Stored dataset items
-- Start --
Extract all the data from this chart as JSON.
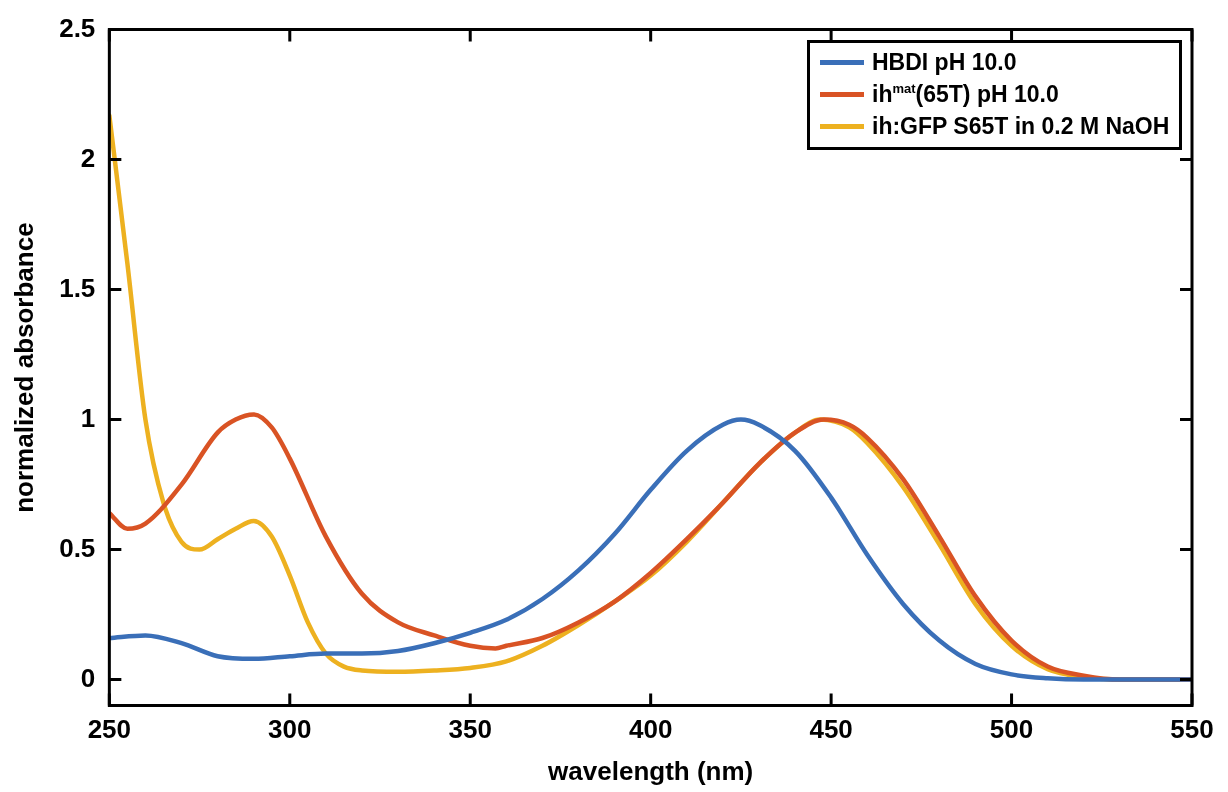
{
  "chart_data": {
    "type": "line",
    "xlabel": "wavelength (nm)",
    "ylabel": "normalized absorbance",
    "xlim": [
      250,
      550
    ],
    "xticks": [
      250,
      300,
      350,
      400,
      450,
      500,
      550
    ],
    "ylim": [
      -0.1,
      2.5
    ],
    "yticks": [
      0,
      0.5,
      1,
      1.5,
      2,
      2.5
    ],
    "grid": false,
    "legend": "top right",
    "line_style": "solid",
    "marker": "none",
    "series": [
      {
        "name": "HBDI pH 10.0",
        "color": "#3a6fb8",
        "x": [
          250,
          260,
          270,
          280,
          290,
          300,
          310,
          320,
          330,
          340,
          350,
          360,
          370,
          380,
          390,
          400,
          410,
          420,
          425,
          430,
          440,
          450,
          460,
          470,
          480,
          490,
          500,
          510,
          520,
          550
        ],
        "values": [
          0.16,
          0.17,
          0.14,
          0.09,
          0.08,
          0.09,
          0.1,
          0.1,
          0.11,
          0.14,
          0.18,
          0.23,
          0.31,
          0.42,
          0.56,
          0.73,
          0.88,
          0.98,
          1.0,
          0.98,
          0.88,
          0.7,
          0.48,
          0.29,
          0.15,
          0.06,
          0.02,
          0.005,
          0,
          0
        ]
      },
      {
        "name": "ih$^{mat}$(65T) pH 10.0",
        "color": "#d95324",
        "x": [
          250,
          255,
          260,
          270,
          280,
          285,
          290,
          295,
          300,
          310,
          320,
          330,
          340,
          350,
          357,
          360,
          370,
          380,
          390,
          400,
          410,
          420,
          430,
          440,
          448,
          455,
          460,
          470,
          480,
          490,
          500,
          510,
          520,
          530,
          550
        ],
        "values": [
          0.64,
          0.58,
          0.6,
          0.75,
          0.95,
          1.0,
          1.02,
          0.97,
          0.85,
          0.55,
          0.33,
          0.22,
          0.17,
          0.13,
          0.12,
          0.13,
          0.16,
          0.22,
          0.3,
          0.41,
          0.54,
          0.68,
          0.83,
          0.95,
          1.0,
          0.98,
          0.93,
          0.77,
          0.55,
          0.32,
          0.15,
          0.05,
          0.015,
          0,
          0
        ]
      },
      {
        "name": "ih:GFP S65T in 0.2 M NaOH",
        "color": "#edb120",
        "x": [
          250,
          255,
          260,
          265,
          270,
          275,
          280,
          285,
          290,
          295,
          300,
          305,
          310,
          315,
          320,
          330,
          340,
          350,
          360,
          370,
          380,
          390,
          400,
          410,
          420,
          430,
          440,
          447,
          455,
          460,
          470,
          480,
          490,
          500,
          510,
          520,
          530,
          550
        ],
        "values": [
          2.17,
          1.6,
          1.0,
          0.68,
          0.53,
          0.5,
          0.54,
          0.58,
          0.61,
          0.55,
          0.4,
          0.22,
          0.1,
          0.05,
          0.035,
          0.03,
          0.035,
          0.045,
          0.07,
          0.13,
          0.21,
          0.3,
          0.4,
          0.53,
          0.68,
          0.83,
          0.95,
          1.0,
          0.97,
          0.91,
          0.74,
          0.52,
          0.29,
          0.13,
          0.04,
          0.01,
          0,
          0
        ]
      }
    ]
  }
}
-- End --
To do:
Leave out the pictures and print every line of the data exactly.

Exercise output:
Extract all the data from this chart as JSON.
{
  "chart_data": {
    "type": "line",
    "xlabel": "wavelength (nm)",
    "ylabel": "normalized absorbance",
    "xlim": [
      250,
      550
    ],
    "xticks": [
      250,
      300,
      350,
      400,
      450,
      500,
      550
    ],
    "ylim": [
      -0.1,
      2.5
    ],
    "yticks": [
      0,
      0.5,
      1,
      1.5,
      2,
      2.5
    ],
    "grid": false,
    "legend": "top right",
    "line_style": "solid",
    "marker": "none",
    "series": [
      {
        "name": "HBDI pH 10.0",
        "color": "#3a6fb8",
        "x": [
          250,
          260,
          270,
          280,
          290,
          300,
          310,
          320,
          330,
          340,
          350,
          360,
          370,
          380,
          390,
          400,
          410,
          420,
          425,
          430,
          440,
          450,
          460,
          470,
          480,
          490,
          500,
          510,
          520,
          550
        ],
        "values": [
          0.16,
          0.17,
          0.14,
          0.09,
          0.08,
          0.09,
          0.1,
          0.1,
          0.11,
          0.14,
          0.18,
          0.23,
          0.31,
          0.42,
          0.56,
          0.73,
          0.88,
          0.98,
          1.0,
          0.98,
          0.88,
          0.7,
          0.48,
          0.29,
          0.15,
          0.06,
          0.02,
          0.005,
          0,
          0
        ]
      },
      {
        "name": "ih$^{mat}$(65T) pH 10.0",
        "color": "#d95324",
        "x": [
          250,
          255,
          260,
          270,
          280,
          285,
          290,
          295,
          300,
          310,
          320,
          330,
          340,
          350,
          357,
          360,
          370,
          380,
          390,
          400,
          410,
          420,
          430,
          440,
          448,
          455,
          460,
          470,
          480,
          490,
          500,
          510,
          520,
          530,
          550
        ],
        "values": [
          0.64,
          0.58,
          0.6,
          0.75,
          0.95,
          1.0,
          1.02,
          0.97,
          0.85,
          0.55,
          0.33,
          0.22,
          0.17,
          0.13,
          0.12,
          0.13,
          0.16,
          0.22,
          0.3,
          0.41,
          0.54,
          0.68,
          0.83,
          0.95,
          1.0,
          0.98,
          0.93,
          0.77,
          0.55,
          0.32,
          0.15,
          0.05,
          0.015,
          0,
          0
        ]
      },
      {
        "name": "ih:GFP S65T in 0.2 M NaOH",
        "color": "#edb120",
        "x": [
          250,
          255,
          260,
          265,
          270,
          275,
          280,
          285,
          290,
          295,
          300,
          305,
          310,
          315,
          320,
          330,
          340,
          350,
          360,
          370,
          380,
          390,
          400,
          410,
          420,
          430,
          440,
          447,
          455,
          460,
          470,
          480,
          490,
          500,
          510,
          520,
          530,
          550
        ],
        "values": [
          2.17,
          1.6,
          1.0,
          0.68,
          0.53,
          0.5,
          0.54,
          0.58,
          0.61,
          0.55,
          0.4,
          0.22,
          0.1,
          0.05,
          0.035,
          0.03,
          0.035,
          0.045,
          0.07,
          0.13,
          0.21,
          0.3,
          0.4,
          0.53,
          0.68,
          0.83,
          0.95,
          1.0,
          0.97,
          0.91,
          0.74,
          0.52,
          0.29,
          0.13,
          0.04,
          0.01,
          0,
          0
        ]
      }
    ]
  }
}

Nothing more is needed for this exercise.